>> Begin Input data

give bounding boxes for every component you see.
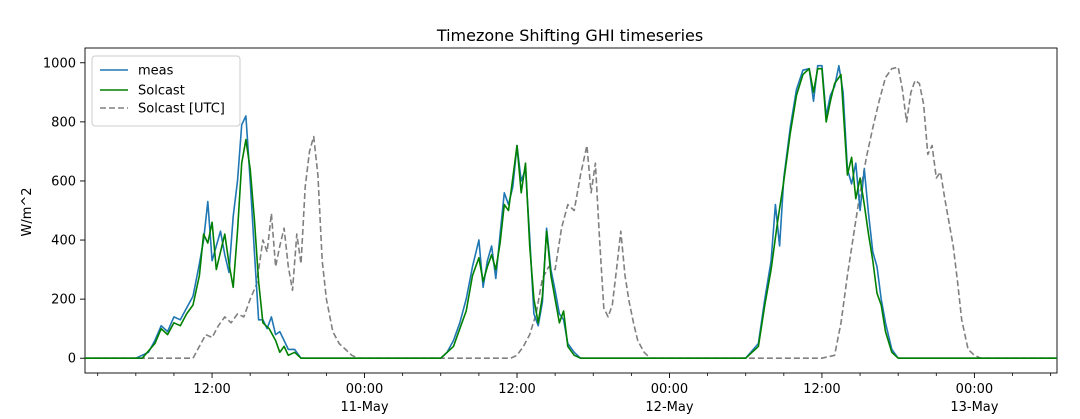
y-tick-label: 600 [51,174,76,189]
y-axis-label: W/m^2 [20,187,35,236]
legend-box [91,55,241,127]
series-line-solcast-utc [85,66,1057,359]
y-tick-label: 800 [51,115,76,130]
x-tick-label: 00:00 [651,382,688,397]
x-tick-date-label: 11-May [340,400,388,415]
legend-label: Solcast [138,84,185,99]
plot-frame [84,47,1058,374]
legend: meas Solcast Solcast [UTC] [91,55,241,127]
series-line-solcast [85,67,1057,359]
plot-area [84,47,1058,374]
x-tick-label: 12:00 [498,382,535,397]
y-tick-label: 200 [51,293,76,308]
y-tick-label: 0 [68,352,76,367]
chart-title: Timezone Shifting GHI timeseries [436,26,703,45]
x-tick-date-label: 13-May [950,400,998,415]
legend-label: Solcast [UTC] [138,102,225,117]
x-tick-date-label: 12-May [645,400,693,415]
x-tick-label: 12:00 [803,382,840,397]
x-axis-ticks: 12:0000:0011-May202112:0000:0012-May12:0… [97,373,1052,419]
x-tick-label: 00:00 [346,382,383,397]
series-layer [85,64,1057,359]
y-tick-label: 1000 [43,56,76,71]
x-tick-label: 12:00 [193,382,230,397]
y-axis-ticks: 0 200 400 600 800 1000 [43,56,85,367]
x-tick-label: 00:00 [956,382,993,397]
y-tick-label: 400 [51,234,76,249]
legend-label: meas [138,64,174,79]
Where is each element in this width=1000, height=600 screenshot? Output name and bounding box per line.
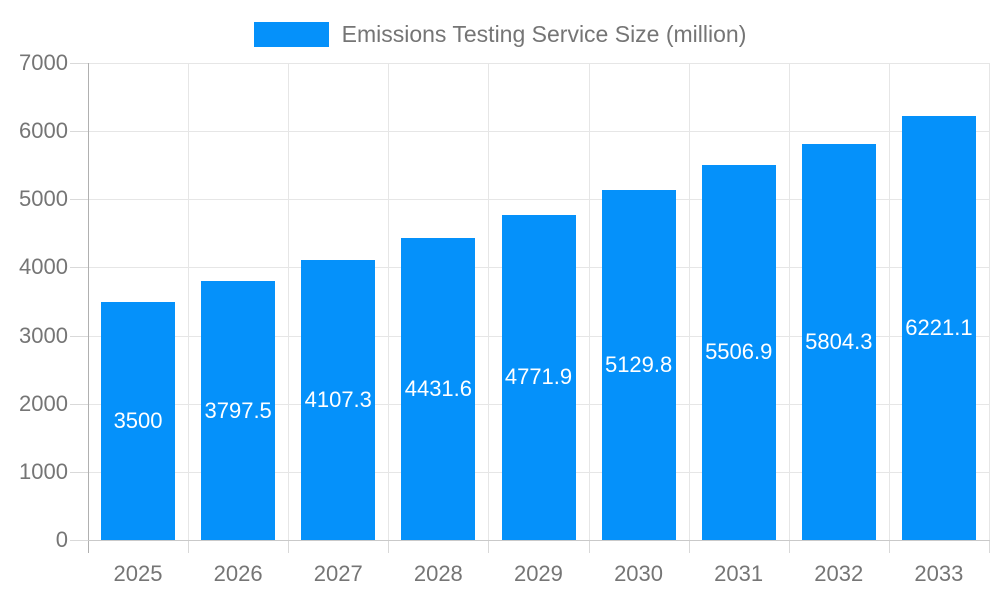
x-axis-label-2028: 2028: [413, 561, 463, 586]
y-axis-tick: [70, 267, 88, 269]
y-axis-tick: [70, 199, 88, 201]
x-axis-tick: [788, 540, 790, 553]
legend-swatch-icon: [253, 22, 329, 47]
x-axis-label-2029: 2029: [513, 561, 563, 586]
gridline-vertical: [388, 63, 390, 540]
y-axis-label: 4000: [19, 254, 68, 280]
x-axis-tick: [888, 540, 890, 553]
x-axis-baseline: [88, 540, 990, 541]
legend-label: Emissions Testing Service Size (million): [341, 21, 747, 47]
bar-2026[interactable]: 3797.5: [201, 281, 276, 540]
x-axis-tick: [288, 540, 290, 553]
x-axis-label-2026: 2026: [213, 561, 263, 586]
x-axis-label-2027: 2027: [313, 561, 363, 586]
gridline-vertical: [288, 63, 290, 540]
gridline-horizontal: [88, 63, 990, 64]
bar-value-label: 4107.3: [304, 387, 372, 413]
bar-2032[interactable]: 5804.3: [801, 144, 876, 540]
x-axis-label-2030: 2030: [614, 561, 664, 586]
gridline-horizontal: [88, 131, 990, 133]
y-axis-label: 5000: [19, 186, 68, 212]
y-axis-tick: [70, 335, 88, 337]
bar-value-label: 3500: [113, 407, 163, 433]
bar-2031[interactable]: 5506.9: [701, 164, 776, 540]
bar-value-label: 5506.9: [705, 339, 773, 365]
y-axis-tick: [70, 540, 88, 541]
x-axis-tick: [688, 540, 690, 553]
y-axis-tick: [70, 131, 88, 133]
y-axis-label: 2000: [19, 390, 68, 416]
bar-2028[interactable]: 4431.6: [401, 238, 476, 540]
y-axis-line: [88, 63, 89, 553]
x-axis-label-2032: 2032: [814, 561, 864, 586]
gridline-vertical: [488, 63, 490, 540]
y-axis-label: 6000: [19, 118, 68, 144]
x-axis-tick: [488, 540, 490, 553]
bar-2027[interactable]: 4107.3: [301, 260, 376, 540]
gridline-vertical: [788, 63, 790, 540]
x-axis-label-2033: 2033: [914, 561, 964, 586]
gridline-vertical: [989, 63, 990, 540]
bar-value-label: 4431.6: [404, 376, 473, 401]
x-axis-tick: [588, 540, 590, 553]
gridline-horizontal: [88, 199, 990, 201]
bar-2033[interactable]: 6221.1: [901, 116, 976, 540]
bar-value-label: 3797.5: [204, 397, 272, 423]
bar-value-label: 5129.8: [604, 352, 673, 378]
y-axis-label: 1000: [19, 458, 68, 484]
bar-2029[interactable]: 4771.9: [501, 214, 576, 540]
legend[interactable]: Emissions Testing Service Size (million): [0, 22, 1000, 47]
y-axis-label: 0: [55, 527, 68, 552]
bar-value-label: 4771.9: [504, 364, 573, 390]
y-axis-label: 3000: [19, 322, 68, 348]
y-axis-tick: [70, 471, 88, 473]
gridline-vertical: [688, 63, 690, 540]
y-axis-label: 7000: [19, 50, 68, 75]
x-axis-tick: [188, 540, 190, 553]
bar-value-label: 6221.1: [905, 315, 973, 341]
x-axis-label-2031: 2031: [714, 561, 764, 586]
y-axis-tick: [70, 403, 88, 405]
gridline-vertical: [888, 63, 890, 540]
x-axis-label-2025: 2025: [113, 561, 163, 586]
gridline-vertical: [188, 63, 190, 540]
y-axis-tick: [70, 63, 88, 64]
gridline-vertical: [588, 63, 590, 540]
x-axis-tick: [989, 540, 990, 553]
bar-value-label: 5804.3: [805, 329, 873, 355]
bar-2025[interactable]: 3500: [101, 301, 176, 540]
x-axis-tick: [388, 540, 390, 553]
bar-2030[interactable]: 5129.8: [601, 190, 676, 540]
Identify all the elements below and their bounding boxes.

>> End Input data

Your task:
Rewrite the listing from the line with "y-tick-label: 600 [51,174,76,189]" to the line with "x-tick-date-label: 12-May [645,400,693,415]", swapping "y-tick-label" for "y-axis-tick-label" and leaving everything else as it is.

Expected answer:
y-axis-tick-label: 600 [51,174,76,189]
y-axis-label: W/m^2 [20,187,35,236]
legend-box [91,55,241,127]
series-line-solcast-utc [85,66,1057,359]
y-axis-tick-label: 800 [51,115,76,130]
x-tick-label: 00:00 [651,382,688,397]
x-tick-date-label: 11-May [340,400,388,415]
legend-label: Solcast [138,84,185,99]
plot-frame [84,47,1058,374]
legend: meas Solcast Solcast [UTC] [91,55,241,127]
series-line-solcast [85,67,1057,359]
plot-area [84,47,1058,374]
x-tick-label: 12:00 [498,382,535,397]
y-axis-tick-label: 200 [51,293,76,308]
y-axis-tick-label: 0 [68,352,76,367]
chart-title: Timezone Shifting GHI timeseries [436,26,703,45]
x-tick-date-label: 13-May [950,400,998,415]
legend-label: Solcast [UTC] [138,102,225,117]
x-tick-date-label: 12-May [645,400,693,415]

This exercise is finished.